[Problems and tasks]
1 > Revise the stretch of the GTable documentation from "func Aggregate[K, V, VR" through "custom key serializer/deserializer." so that "constructor" becomes "factory".
2 > Answer these questions from the GTable documentation:
(a) What is the default serializer/deserializer for keys?
(b) Which state option function selects a persistent store?
(c) By default, how many goroutines process records in a pipeline with a single source stream?

[Passage provided]
-- START --

The operations that create GTable receive state.Options as parameter.

func (tb *tableBuilder[K, V]) From(pipe <-chan V, selectKey func(V) K, sopt state.Options[K, V], opts ...source.Option) GTable[K, V]

type KeyValueGStream[K, V any] interface {
	// ...
    ToTable(state.Options[K, V]) GTable[K, V]
	// ...
}

func Aggregate[K, V, VR any](kvs KeyValueGStream[K, V], initializer func() VR, aggregator func(KeyValue[K, V], VR) VR, sopt state.Options[K, VR]) GTable[K, VR]

func Count[K, V any](kvs KeyValueGStream[K, V], sopt state.Options[K, int]) GTable[K, int]

The state options are as follows

// constructor using option pattern.
func NewOptions[K, V any](opts ...Option[K, V]) Options[K, V]

// set custom key serializer/deserializer.
// default is json serde.
func WithKeySerde[K, V any](keySerde Serde[K]) Option[K, V]
// set custom value serializer/deserializer.
// default is json serde.
func WithValueSerde[K, V any](valueSerde Serde[V]) Option[K, V]
// use in-memory store.
// default store type.
func WithInMemory[K, V any]() Option[K, V]
// use boltDB persistent store.
func WithBoltDB[K, V any](name string) Option[K, V]

Backpressure

By default, a pipeline with single source stream processes records with single goroutine. If , we can specify the number of concurrent worker of pipeline to handle backpressure.

-- END --

[Raw data]
-- START --

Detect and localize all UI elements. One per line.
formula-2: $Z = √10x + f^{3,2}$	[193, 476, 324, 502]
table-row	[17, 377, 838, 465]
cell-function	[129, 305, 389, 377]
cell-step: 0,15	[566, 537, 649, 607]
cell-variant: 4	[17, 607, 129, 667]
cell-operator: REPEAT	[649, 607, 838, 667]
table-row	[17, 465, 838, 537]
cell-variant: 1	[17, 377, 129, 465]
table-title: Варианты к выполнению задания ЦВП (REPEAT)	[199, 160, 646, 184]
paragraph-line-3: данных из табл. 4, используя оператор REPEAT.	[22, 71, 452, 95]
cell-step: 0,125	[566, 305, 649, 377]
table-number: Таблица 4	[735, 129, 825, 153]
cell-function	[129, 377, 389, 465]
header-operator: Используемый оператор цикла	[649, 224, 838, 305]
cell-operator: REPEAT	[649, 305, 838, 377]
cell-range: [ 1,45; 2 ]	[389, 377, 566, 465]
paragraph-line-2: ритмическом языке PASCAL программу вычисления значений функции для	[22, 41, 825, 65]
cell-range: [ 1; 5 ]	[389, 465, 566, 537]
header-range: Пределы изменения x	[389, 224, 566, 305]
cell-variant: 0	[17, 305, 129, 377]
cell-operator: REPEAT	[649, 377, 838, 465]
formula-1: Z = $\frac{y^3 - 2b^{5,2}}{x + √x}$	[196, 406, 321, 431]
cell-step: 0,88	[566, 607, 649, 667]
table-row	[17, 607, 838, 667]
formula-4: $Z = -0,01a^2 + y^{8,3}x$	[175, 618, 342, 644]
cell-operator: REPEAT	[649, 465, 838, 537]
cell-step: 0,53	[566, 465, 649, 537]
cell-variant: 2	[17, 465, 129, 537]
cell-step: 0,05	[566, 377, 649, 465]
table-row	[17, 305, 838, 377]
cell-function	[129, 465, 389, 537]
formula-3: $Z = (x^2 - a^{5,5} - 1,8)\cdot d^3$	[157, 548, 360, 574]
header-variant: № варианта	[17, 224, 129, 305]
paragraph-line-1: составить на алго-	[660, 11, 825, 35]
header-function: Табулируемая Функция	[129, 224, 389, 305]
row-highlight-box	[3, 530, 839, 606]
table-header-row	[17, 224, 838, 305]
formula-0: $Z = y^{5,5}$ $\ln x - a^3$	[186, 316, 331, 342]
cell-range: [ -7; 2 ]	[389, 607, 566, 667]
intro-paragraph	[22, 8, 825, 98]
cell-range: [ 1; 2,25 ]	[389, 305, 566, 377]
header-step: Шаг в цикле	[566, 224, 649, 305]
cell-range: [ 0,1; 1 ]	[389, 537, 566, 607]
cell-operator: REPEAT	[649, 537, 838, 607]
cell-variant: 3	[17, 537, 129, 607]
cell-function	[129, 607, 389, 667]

-- END --

[Task-by-task results]
1 >
func Aggregate[K, V, VR any](kvs KeyValueGStream[K, V], initializer func() VR, aggregator func(KeyValue[K, V], VR) VR, sopt state.Options[K, VR]) GTable[K, VR]

func Count[K, V any](kvs KeyValueGStream[K, V], sopt state.Options[K, int]) GTable[K, int]

The state options are as follows

// factory using option pattern.
func NewOptions[K, V any](opts ...Option[K, V]) Options[K, V]

// set custom key serializer/deserializer.

2 >
(a) JSON serde.
(b) WithBoltDB, which uses a boltDB persistent store.
(c) A single goroutine.